**PROBLEM TO SOLVE:** Determine how many lines of the data below contain "Totaal", then give only that number.

Dataset excerpt:
□ □ □

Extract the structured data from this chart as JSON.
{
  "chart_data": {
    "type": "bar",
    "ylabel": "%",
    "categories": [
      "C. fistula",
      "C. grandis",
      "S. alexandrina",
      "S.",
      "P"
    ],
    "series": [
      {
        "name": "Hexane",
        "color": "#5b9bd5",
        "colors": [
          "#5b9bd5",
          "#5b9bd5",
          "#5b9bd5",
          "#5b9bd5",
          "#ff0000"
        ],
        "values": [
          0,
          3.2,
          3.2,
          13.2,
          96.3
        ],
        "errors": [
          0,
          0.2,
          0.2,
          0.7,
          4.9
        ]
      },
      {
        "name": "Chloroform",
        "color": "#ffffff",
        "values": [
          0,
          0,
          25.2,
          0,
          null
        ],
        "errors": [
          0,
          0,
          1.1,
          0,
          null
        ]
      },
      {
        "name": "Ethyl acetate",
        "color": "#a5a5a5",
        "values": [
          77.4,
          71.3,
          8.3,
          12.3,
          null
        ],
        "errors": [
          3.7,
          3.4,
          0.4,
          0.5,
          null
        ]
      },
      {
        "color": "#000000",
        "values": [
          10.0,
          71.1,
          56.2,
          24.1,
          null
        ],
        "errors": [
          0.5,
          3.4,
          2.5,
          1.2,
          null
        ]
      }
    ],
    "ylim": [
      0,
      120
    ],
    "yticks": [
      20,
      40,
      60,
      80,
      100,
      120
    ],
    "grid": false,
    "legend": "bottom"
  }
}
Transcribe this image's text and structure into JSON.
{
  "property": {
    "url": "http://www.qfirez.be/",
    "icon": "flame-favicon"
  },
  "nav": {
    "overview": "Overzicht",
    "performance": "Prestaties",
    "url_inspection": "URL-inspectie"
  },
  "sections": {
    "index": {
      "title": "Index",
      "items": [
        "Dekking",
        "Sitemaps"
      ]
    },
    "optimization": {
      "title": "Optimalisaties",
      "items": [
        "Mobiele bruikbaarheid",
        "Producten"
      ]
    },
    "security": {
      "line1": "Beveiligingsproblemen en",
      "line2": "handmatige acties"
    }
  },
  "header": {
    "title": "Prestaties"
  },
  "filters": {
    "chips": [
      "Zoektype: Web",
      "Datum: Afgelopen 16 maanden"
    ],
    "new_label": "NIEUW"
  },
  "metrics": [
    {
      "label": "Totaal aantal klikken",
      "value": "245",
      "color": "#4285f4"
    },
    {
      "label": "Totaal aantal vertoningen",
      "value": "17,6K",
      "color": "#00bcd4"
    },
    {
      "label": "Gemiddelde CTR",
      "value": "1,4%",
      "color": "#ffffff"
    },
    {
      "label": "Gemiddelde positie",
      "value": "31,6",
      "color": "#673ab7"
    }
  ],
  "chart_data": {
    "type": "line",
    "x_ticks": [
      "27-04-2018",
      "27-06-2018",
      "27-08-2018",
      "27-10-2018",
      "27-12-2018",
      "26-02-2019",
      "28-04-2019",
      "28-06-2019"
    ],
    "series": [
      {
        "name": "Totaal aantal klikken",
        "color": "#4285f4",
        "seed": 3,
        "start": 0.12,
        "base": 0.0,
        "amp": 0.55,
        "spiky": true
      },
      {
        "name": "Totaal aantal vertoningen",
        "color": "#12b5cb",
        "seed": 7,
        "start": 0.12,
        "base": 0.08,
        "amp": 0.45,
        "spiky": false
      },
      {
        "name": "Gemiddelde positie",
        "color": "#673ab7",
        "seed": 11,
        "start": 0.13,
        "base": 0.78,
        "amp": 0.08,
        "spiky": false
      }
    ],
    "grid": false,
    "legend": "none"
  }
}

□ □ □

**TASK OUTPUT:** 4